TASK TO COMPLETE — Reproduce the data word for word, from its first line through the line that contains "address-side-label: THIS SIDE", including both of those lines.

--- Start ---

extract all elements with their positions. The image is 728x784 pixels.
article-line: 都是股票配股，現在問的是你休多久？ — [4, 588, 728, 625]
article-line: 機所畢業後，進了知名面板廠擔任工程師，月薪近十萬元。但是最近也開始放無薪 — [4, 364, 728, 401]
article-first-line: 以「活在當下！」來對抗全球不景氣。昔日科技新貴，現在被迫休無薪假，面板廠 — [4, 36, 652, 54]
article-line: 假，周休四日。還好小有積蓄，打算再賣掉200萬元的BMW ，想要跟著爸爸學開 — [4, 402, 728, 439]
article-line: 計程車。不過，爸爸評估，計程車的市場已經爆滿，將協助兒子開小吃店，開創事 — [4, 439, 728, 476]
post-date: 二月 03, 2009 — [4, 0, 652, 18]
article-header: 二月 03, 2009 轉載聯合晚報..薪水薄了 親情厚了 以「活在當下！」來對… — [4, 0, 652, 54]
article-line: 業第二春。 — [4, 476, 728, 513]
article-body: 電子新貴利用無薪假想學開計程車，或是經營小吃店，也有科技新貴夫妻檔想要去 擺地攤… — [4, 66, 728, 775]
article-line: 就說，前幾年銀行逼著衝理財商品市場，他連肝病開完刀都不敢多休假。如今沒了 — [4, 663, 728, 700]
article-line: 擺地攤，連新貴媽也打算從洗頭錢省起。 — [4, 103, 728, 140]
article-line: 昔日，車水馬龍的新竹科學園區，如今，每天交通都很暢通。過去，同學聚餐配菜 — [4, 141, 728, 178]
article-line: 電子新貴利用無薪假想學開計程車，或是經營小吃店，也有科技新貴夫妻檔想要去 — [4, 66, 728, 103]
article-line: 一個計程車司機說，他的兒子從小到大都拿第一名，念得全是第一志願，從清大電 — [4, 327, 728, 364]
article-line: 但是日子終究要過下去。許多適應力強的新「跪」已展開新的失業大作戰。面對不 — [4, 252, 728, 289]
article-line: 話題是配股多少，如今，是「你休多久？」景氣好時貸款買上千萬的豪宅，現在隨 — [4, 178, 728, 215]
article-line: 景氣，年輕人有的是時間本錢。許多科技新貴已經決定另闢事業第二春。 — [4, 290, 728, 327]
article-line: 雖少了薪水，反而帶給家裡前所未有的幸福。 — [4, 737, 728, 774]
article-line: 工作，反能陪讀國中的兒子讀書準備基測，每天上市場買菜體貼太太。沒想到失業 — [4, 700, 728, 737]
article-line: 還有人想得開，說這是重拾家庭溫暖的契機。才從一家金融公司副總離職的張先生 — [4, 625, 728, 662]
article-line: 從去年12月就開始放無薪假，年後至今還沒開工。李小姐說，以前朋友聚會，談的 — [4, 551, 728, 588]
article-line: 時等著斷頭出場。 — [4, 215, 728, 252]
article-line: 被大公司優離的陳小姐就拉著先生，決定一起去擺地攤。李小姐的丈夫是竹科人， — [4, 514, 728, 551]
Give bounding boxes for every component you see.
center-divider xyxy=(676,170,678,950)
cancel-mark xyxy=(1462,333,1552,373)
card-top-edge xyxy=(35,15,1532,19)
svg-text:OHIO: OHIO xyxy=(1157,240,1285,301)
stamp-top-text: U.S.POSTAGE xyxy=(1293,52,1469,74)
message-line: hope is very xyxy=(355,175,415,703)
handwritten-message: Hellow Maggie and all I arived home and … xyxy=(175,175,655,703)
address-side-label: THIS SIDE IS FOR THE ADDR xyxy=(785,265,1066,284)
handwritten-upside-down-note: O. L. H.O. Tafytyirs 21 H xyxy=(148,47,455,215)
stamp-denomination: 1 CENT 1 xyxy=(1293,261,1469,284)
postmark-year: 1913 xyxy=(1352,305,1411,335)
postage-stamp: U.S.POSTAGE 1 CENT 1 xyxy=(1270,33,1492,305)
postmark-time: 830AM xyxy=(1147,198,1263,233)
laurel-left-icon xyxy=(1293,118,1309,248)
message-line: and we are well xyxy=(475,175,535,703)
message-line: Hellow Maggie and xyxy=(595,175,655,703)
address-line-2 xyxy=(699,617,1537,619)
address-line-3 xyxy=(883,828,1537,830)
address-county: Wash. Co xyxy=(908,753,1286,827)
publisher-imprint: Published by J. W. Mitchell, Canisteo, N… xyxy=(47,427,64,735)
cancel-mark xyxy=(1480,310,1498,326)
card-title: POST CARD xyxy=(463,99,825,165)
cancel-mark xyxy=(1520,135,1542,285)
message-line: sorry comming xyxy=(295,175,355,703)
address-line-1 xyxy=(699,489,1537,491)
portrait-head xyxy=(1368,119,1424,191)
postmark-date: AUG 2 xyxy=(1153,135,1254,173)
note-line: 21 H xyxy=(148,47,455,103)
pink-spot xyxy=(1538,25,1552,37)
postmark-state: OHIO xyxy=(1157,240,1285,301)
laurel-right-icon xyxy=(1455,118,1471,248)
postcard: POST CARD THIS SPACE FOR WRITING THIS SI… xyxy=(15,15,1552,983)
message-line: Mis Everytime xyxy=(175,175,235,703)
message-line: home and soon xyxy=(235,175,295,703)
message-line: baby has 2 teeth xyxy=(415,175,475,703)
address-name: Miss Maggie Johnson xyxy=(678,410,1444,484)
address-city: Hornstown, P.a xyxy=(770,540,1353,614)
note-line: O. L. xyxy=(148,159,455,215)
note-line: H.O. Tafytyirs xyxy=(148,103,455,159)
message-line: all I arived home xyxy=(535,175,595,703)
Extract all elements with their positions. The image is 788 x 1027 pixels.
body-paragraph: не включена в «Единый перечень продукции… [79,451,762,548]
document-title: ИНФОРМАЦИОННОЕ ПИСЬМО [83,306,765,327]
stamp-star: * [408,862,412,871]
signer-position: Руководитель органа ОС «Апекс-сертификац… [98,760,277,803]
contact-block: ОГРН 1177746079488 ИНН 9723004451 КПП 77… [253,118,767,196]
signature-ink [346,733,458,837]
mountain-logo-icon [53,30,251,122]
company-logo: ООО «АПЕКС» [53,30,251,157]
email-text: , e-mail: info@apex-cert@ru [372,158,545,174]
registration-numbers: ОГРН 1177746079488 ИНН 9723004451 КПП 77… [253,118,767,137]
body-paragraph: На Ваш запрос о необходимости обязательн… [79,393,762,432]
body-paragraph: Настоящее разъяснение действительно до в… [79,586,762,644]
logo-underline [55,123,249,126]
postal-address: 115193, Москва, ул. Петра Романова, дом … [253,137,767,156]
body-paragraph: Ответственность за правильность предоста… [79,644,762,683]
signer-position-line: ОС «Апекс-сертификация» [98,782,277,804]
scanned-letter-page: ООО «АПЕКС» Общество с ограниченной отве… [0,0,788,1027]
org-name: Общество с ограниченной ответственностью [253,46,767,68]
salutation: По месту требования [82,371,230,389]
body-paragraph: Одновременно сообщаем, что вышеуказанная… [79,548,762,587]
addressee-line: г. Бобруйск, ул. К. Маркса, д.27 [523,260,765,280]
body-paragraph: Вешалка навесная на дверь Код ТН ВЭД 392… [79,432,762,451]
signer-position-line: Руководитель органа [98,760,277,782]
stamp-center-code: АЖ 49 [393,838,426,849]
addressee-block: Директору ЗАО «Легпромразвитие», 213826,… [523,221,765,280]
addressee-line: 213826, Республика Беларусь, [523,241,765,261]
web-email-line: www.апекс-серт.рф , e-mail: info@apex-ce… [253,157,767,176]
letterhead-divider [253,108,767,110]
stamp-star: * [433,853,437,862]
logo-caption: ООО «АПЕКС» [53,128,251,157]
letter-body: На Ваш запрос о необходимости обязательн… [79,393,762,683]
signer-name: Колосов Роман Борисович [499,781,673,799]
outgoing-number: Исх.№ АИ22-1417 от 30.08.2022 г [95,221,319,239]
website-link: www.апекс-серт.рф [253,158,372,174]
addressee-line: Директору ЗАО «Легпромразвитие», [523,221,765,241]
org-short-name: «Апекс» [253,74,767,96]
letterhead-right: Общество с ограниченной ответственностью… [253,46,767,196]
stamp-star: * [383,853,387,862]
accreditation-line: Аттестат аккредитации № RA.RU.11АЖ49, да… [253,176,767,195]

--- End ---

ANSWER IN FULL —
extract all elements with their positions. The image is 728x784 pixels.
article-line: 都是股票配股，現在問的是你休多久？ — [4, 588, 728, 625]
article-line: 機所畢業後，進了知名面板廠擔任工程師，月薪近十萬元。但是最近也開始放無薪 — [4, 364, 728, 401]
article-first-line: 以「活在當下！」來對抗全球不景氣。昔日科技新貴，現在被迫休無薪假，面板廠 — [4, 36, 652, 54]
article-line: 假，周休四日。還好小有積蓄，打算再賣掉200萬元的BMW ，想要跟著爸爸學開 — [4, 402, 728, 439]
article-line: 計程車。不過，爸爸評估，計程車的市場已經爆滿，將協助兒子開小吃店，開創事 — [4, 439, 728, 476]
post-date: 二月 03, 2009 — [4, 0, 652, 18]
article-header: 二月 03, 2009 轉載聯合晚報..薪水薄了 親情厚了 以「活在當下！」來對… — [4, 0, 652, 54]
article-line: 業第二春。 — [4, 476, 728, 513]
article-body: 電子新貴利用無薪假想學開計程車，或是經營小吃店，也有科技新貴夫妻檔想要去 擺地攤… — [4, 66, 728, 775]
article-line: 就說，前幾年銀行逼著衝理財商品市場，他連肝病開完刀都不敢多休假。如今沒了 — [4, 663, 728, 700]
article-line: 擺地攤，連新貴媽也打算從洗頭錢省起。 — [4, 103, 728, 140]
article-line: 昔日，車水馬龍的新竹科學園區，如今，每天交通都很暢通。過去，同學聚餐配菜 — [4, 141, 728, 178]
article-line: 電子新貴利用無薪假想學開計程車，或是經營小吃店，也有科技新貴夫妻檔想要去 — [4, 66, 728, 103]
article-line: 一個計程車司機說，他的兒子從小到大都拿第一名，念得全是第一志願，從清大電 — [4, 327, 728, 364]
article-line: 但是日子終究要過下去。許多適應力強的新「跪」已展開新的失業大作戰。面對不 — [4, 252, 728, 289]
article-line: 話題是配股多少，如今，是「你休多久？」景氣好時貸款買上千萬的豪宅，現在隨 — [4, 178, 728, 215]
article-line: 景氣，年輕人有的是時間本錢。許多科技新貴已經決定另闢事業第二春。 — [4, 290, 728, 327]
article-line: 雖少了薪水，反而帶給家裡前所未有的幸福。 — [4, 737, 728, 774]
article-line: 工作，反能陪讀國中的兒子讀書準備基測，每天上市場買菜體貼太太。沒想到失業 — [4, 700, 728, 737]
article-line: 還有人想得開，說這是重拾家庭溫暖的契機。才從一家金融公司副總離職的張先生 — [4, 625, 728, 662]
article-line: 從去年12月就開始放無薪假，年後至今還沒開工。李小姐說，以前朋友聚會，談的 — [4, 551, 728, 588]
article-line: 時等著斷頭出場。 — [4, 215, 728, 252]
article-line: 被大公司優離的陳小姐就拉著先生，決定一起去擺地攤。李小姐的丈夫是竹科人， — [4, 514, 728, 551]
Give bounding boxes for every component you see.
center-divider xyxy=(676,170,678,950)
cancel-mark xyxy=(1462,333,1552,373)
card-top-edge xyxy=(35,15,1532,19)
svg-text:OHIO: OHIO xyxy=(1157,240,1285,301)
stamp-top-text: U.S.POSTAGE xyxy=(1293,52,1469,74)
message-line: hope is very xyxy=(355,175,415,703)
handwritten-message: Hellow Maggie and all I arived home and … xyxy=(175,175,655,703)
address-side-label: THIS SIDE IS FOR THE ADDR xyxy=(785,265,1066,284)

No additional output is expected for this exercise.